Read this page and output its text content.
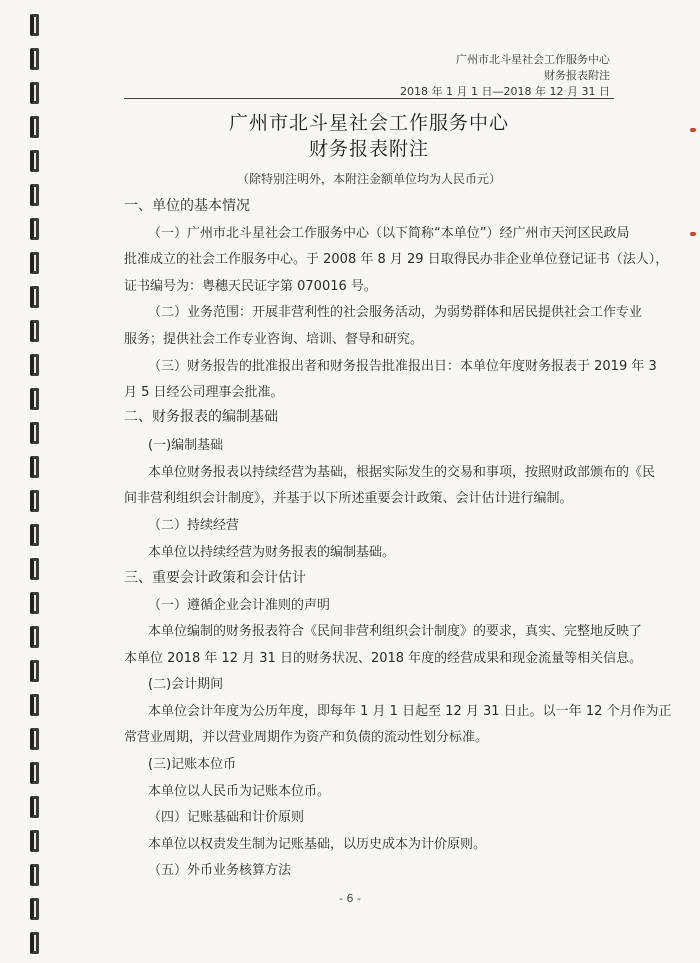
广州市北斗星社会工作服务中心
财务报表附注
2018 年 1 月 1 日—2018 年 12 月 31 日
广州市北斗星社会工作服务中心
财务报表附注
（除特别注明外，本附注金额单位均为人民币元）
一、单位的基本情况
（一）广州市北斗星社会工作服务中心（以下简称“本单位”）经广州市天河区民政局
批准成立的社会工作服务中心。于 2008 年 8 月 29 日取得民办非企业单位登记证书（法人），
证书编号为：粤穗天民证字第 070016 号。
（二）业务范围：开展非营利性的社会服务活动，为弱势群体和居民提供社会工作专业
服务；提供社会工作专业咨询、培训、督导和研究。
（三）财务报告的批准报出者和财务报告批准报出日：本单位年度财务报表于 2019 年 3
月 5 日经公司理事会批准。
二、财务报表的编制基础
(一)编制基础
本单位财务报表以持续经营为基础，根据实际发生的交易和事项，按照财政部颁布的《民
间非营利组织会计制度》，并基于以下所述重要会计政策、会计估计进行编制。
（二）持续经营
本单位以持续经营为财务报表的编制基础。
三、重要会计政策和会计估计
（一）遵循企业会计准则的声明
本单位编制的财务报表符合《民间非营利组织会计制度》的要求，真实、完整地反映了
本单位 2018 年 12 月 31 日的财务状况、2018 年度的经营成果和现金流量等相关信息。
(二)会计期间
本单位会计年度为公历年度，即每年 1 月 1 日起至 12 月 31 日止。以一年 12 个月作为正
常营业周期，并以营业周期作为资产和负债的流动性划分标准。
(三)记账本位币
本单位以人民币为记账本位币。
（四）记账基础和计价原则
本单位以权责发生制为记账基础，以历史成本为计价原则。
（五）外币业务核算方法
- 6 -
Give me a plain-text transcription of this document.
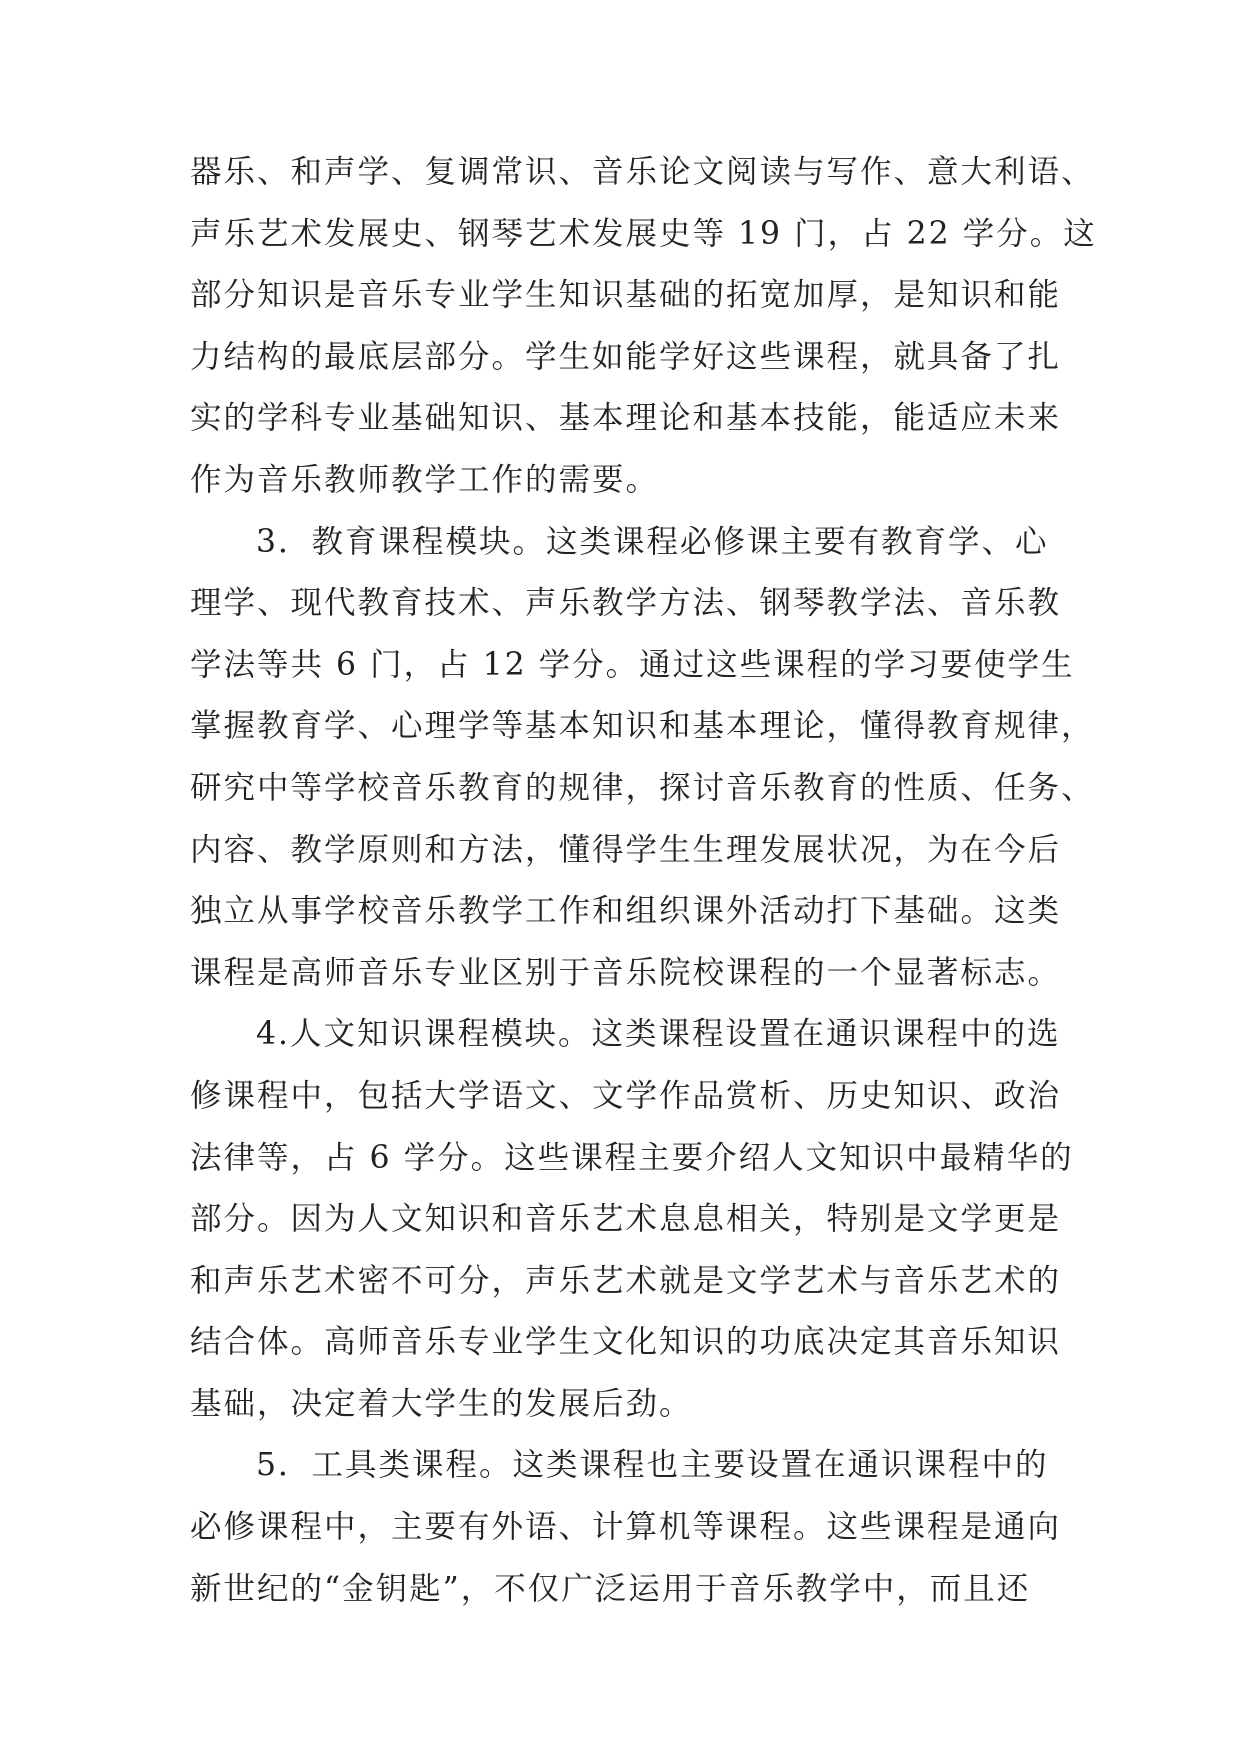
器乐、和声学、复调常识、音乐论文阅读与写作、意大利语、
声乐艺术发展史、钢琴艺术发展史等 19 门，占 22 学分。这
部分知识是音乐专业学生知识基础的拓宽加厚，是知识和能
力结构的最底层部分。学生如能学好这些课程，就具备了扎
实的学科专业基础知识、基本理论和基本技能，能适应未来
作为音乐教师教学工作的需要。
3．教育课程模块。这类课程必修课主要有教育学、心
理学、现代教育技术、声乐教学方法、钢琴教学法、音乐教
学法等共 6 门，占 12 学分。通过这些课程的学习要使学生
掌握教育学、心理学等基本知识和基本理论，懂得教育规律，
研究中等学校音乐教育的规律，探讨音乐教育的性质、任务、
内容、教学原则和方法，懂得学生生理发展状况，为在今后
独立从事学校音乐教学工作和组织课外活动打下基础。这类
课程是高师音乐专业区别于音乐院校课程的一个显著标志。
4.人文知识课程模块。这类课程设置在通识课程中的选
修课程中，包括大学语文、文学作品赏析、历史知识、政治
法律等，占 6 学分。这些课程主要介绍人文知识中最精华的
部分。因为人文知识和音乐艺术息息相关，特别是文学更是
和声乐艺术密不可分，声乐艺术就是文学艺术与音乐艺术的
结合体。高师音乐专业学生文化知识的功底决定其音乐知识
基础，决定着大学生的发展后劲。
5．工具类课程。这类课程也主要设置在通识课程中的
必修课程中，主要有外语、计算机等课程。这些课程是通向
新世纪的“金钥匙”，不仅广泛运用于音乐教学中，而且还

---

WHAT YOU NEED TO DO:
Output the data above without changes, apart from leaving out the pictures.

CORRECT OUTPUT:
Read this page and output its text content.
广州市北斗星社会工作服务中心
财务报表附注
2018 年 1 月 1 日—2018 年 12 月 31 日
广州市北斗星社会工作服务中心
财务报表附注
（除特别注明外，本附注金额单位均为人民币元）
一、单位的基本情况
（一）广州市北斗星社会工作服务中心（以下简称“本单位”）经广州市天河区民政局
批准成立的社会工作服务中心。于 2008 年 8 月 29 日取得民办非企业单位登记证书（法人），
证书编号为：粤穗天民证字第 070016 号。
（二）业务范围：开展非营利性的社会服务活动，为弱势群体和居民提供社会工作专业
服务；提供社会工作专业咨询、培训、督导和研究。
（三）财务报告的批准报出者和财务报告批准报出日：本单位年度财务报表于 2019 年 3
月 5 日经公司理事会批准。
二、财务报表的编制基础
(一)编制基础
本单位财务报表以持续经营为基础，根据实际发生的交易和事项，按照财政部颁布的《民
间非营利组织会计制度》，并基于以下所述重要会计政策、会计估计进行编制。
（二）持续经营
本单位以持续经营为财务报表的编制基础。
三、重要会计政策和会计估计
（一）遵循企业会计准则的声明
本单位编制的财务报表符合《民间非营利组织会计制度》的要求，真实、完整地反映了
本单位 2018 年 12 月 31 日的财务状况、2018 年度的经营成果和现金流量等相关信息。
(二)会计期间
本单位会计年度为公历年度，即每年 1 月 1 日起至 12 月 31 日止。以一年 12 个月作为正
常营业周期，并以营业周期作为资产和负债的流动性划分标准。
(三)记账本位币
本单位以人民币为记账本位币。
（四）记账基础和计价原则
本单位以权责发生制为记账基础，以历史成本为计价原则。
（五）外币业务核算方法
- 6 -
Give me a plain-text transcription of this document.
器乐、和声学、复调常识、音乐论文阅读与写作、意大利语、
声乐艺术发展史、钢琴艺术发展史等 19 门，占 22 学分。这
部分知识是音乐专业学生知识基础的拓宽加厚，是知识和能
力结构的最底层部分。学生如能学好这些课程，就具备了扎
实的学科专业基础知识、基本理论和基本技能，能适应未来
作为音乐教师教学工作的需要。
3．教育课程模块。这类课程必修课主要有教育学、心
理学、现代教育技术、声乐教学方法、钢琴教学法、音乐教
学法等共 6 门，占 12 学分。通过这些课程的学习要使学生
掌握教育学、心理学等基本知识和基本理论，懂得教育规律，
研究中等学校音乐教育的规律，探讨音乐教育的性质、任务、
内容、教学原则和方法，懂得学生生理发展状况，为在今后
独立从事学校音乐教学工作和组织课外活动打下基础。这类
课程是高师音乐专业区别于音乐院校课程的一个显著标志。
4.人文知识课程模块。这类课程设置在通识课程中的选
修课程中，包括大学语文、文学作品赏析、历史知识、政治
法律等，占 6 学分。这些课程主要介绍人文知识中最精华的
部分。因为人文知识和音乐艺术息息相关，特别是文学更是
和声乐艺术密不可分，声乐艺术就是文学艺术与音乐艺术的
结合体。高师音乐专业学生文化知识的功底决定其音乐知识
基础，决定着大学生的发展后劲。
5．工具类课程。这类课程也主要设置在通识课程中的
必修课程中，主要有外语、计算机等课程。这些课程是通向
新世纪的“金钥匙”，不仅广泛运用于音乐教学中，而且还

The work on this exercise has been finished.